* begin Source document *

The Blizzard of 2005 currently going on in New York was my thought with coffee this warm and sunny January morning here in Atlanta. After a quick prayer that no one was seriously harmed, a wave of homesickness swept through me.
How beautiful Boston and New York City are during a snowfall. People outdoors and on-foot, the storm leaving traffic stilled and quieted which opens up the sound of those inhabiting the city without car horns blaring, mass transit buses, and the sea of yellow taxis.
Many neighborhoods feeling like neighborhoods due to increased social activity available when the city is closing down. The various architectures covered in a blanket of undisturbed whiteness, allowing the environment to appear Norman Rockwell-ish, artistic and magical. An abundance of colored hats, gloves and scarves along with some very creative winter clothing for my neighbors and their pets. Children busy with snowball fights, people playing with their dogs, sledding in Central Park or The Boston Commons, snowmen and ice sculptures reflecting the voice of artists' talents and, of course, the smell of brownstone apartment fireplaces reminding me that there is a warm place awaiting - with a mug of hot chocolate or bowl of tomato soup.
Sleep comes easily that night after a day of outdoor adventure, bonding, and rediscovery.
Meanwhile back in Atlanta, the "adult" I was taught to be took over with my second cup of coffee: Puddles of slush, snow turning gray,brown and yellow; folks cranky due to mass transit systems and airports running off-schedule; salt and plow trucks blocking in vehicles and dirtying windshields. City sanitation workers unable to pick-up and discard piles of garbage; snow days from school with no childcare; frozen wiper blades; and having to walk to the store for provisions in the wind and cold.
I smiled. How drastically my perceptions had altered and shifted. "The scripts I write are based on my perspectives, aren't they?" I commented to Andrea in my head. The two visions I had just created are two very different scripts based on two very different perspectives. I stood at a crossroad in my mind.
Which perspective of the above two best reflect me today? I thought. I chose to open my recovery and coach training toolbox for the right questions to ask myself:
Which perspective holds more value of the two visions I created? How do I look at the world and its going's on? Are there adventures and challenges or problems and defeats? Am I feeling scarcity or abundance? Is my glass half empty or over flowing? Do I see possibilities or stops and drama? Did I create the time to check in on these perceptions, or was I being reasonable: I am too busy, tired, over-committed and inundated with more important things. Then I thought:
What could possibly be more important than checking in with or discovering my perspective, since that is the foundation that creates the way my life feels and how I feel about the life I create?
The perspective I choose to live from today is a far cry from the perspective I was taught to have through my family experiences, the media, organizations from the past, grade school and my previous choices. I welcome crossroads today because thru them I have the power of choosing the direction I travel.

* end Source document *

What to do:
(1) Answer these from the essay about the Blizzard of 2005:
(a) In what city is the writer drinking coffee that morning?
(b) What two warm things does the smell of brownstone apartment fireplaces suggest are waiting?
(c) What toolbox does the writer open to find the right questions?
(2) Turn the paragraph of the blizzard essay that begins "Meanwhile back in Atlanta" into a short bulleted list that keeps its main facts.
(3) Carry the essay about the Blizzard of 2005 forward from its final sentence.
None of the stored data is needed here.

* begin Material supplied *

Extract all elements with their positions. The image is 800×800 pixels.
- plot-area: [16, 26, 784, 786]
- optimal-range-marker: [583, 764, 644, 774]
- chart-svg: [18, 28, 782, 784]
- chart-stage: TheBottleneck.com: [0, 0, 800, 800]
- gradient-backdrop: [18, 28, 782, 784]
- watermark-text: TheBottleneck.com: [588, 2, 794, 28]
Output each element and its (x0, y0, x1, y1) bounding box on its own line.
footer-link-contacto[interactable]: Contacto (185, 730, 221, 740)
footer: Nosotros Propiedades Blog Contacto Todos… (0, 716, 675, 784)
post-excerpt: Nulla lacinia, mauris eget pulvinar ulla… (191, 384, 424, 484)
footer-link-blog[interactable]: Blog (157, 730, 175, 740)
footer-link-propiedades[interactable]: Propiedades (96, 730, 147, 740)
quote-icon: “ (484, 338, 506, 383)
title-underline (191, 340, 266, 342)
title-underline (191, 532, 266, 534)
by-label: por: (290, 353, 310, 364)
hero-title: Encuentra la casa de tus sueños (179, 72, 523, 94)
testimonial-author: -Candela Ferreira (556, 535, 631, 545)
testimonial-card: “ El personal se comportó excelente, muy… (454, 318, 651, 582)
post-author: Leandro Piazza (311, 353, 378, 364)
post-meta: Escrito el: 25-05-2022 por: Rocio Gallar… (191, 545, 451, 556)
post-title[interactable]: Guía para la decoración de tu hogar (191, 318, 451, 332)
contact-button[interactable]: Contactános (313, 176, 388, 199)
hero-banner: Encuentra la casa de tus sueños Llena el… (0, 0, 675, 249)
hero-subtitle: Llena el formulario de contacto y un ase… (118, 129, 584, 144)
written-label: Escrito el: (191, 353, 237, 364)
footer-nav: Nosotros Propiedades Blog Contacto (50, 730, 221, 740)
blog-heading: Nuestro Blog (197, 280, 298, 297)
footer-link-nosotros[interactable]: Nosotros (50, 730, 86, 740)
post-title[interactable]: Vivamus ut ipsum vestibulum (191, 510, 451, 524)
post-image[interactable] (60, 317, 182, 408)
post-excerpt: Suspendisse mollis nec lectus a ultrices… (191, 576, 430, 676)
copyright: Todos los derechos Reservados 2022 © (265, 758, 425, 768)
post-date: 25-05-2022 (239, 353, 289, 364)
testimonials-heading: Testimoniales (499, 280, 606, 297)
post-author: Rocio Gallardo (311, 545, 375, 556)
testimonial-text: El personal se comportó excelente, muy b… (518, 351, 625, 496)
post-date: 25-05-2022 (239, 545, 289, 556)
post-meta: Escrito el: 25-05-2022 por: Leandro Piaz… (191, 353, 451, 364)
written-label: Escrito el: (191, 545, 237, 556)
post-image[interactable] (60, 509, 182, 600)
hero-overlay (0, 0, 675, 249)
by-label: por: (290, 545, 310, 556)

* end Material supplied *

Answers provided:
(1)
(a) Atlanta
(b) A mug of hot chocolate or a bowl of tomato soup
(c) The writer's recovery and coach training toolbox

(2)
With the second cup of coffee, the "adult" view takes over and sees:
- puddles of slush and snow turning gray, brown and yellow
- cranky people, with mass transit and airports running off-schedule
- salt and plow trucks blocking in vehicles and dirtying windshields
- piles of garbage that city sanitation workers can't pick up
- snow days from school with no childcare
- frozen wiper blades
- walks to the store for provisions in the wind and cold

(3)
Today I am free, willing and unafraid to recall experiences that may create homesickness, pain or longing in me. I can go home again without living in the past. There are memories there that leave me warm inside and not depressed while I am conscious to the gifts of my life here in Atlanta. It felt good this morning revisiting and picturing the possibilities of adventure, rediscovery and bonding during a snowstorm up north. I also believe anything I mourn over was worth having in the first place. So that I do not end up back in my story or in the past negatively, I use an allotted time frame while I revisit if I feel sadness, loss or pain. This is another new perspective for me. I was taught that you can't go home again and that the past should stay in the past.
The empowerment I feel from choosing my perspective comes from my commitments and risk taking as well as long-term involvement in the recovery world, professional coaching, quality friends, mentors, and consistently making the time to discover and utilize the tools for living and not just existing. For me, living is always having a choice. Everyone has choices in everything though only a few of us learn how powerful that is when creating the present and future. Today I choose to not only discover and pick up the tools but to apply my energies for living into an extraordinary life. This I do by action around my commitments and that I do for my legacy, my children and my children's children.
That's my script, and I'm sticking to it.
"If you're going to write the script for your life, why not write a good one?"How important is it to understand your perspective? You decide.
Extraordinary living is a birthright. Stake your claim.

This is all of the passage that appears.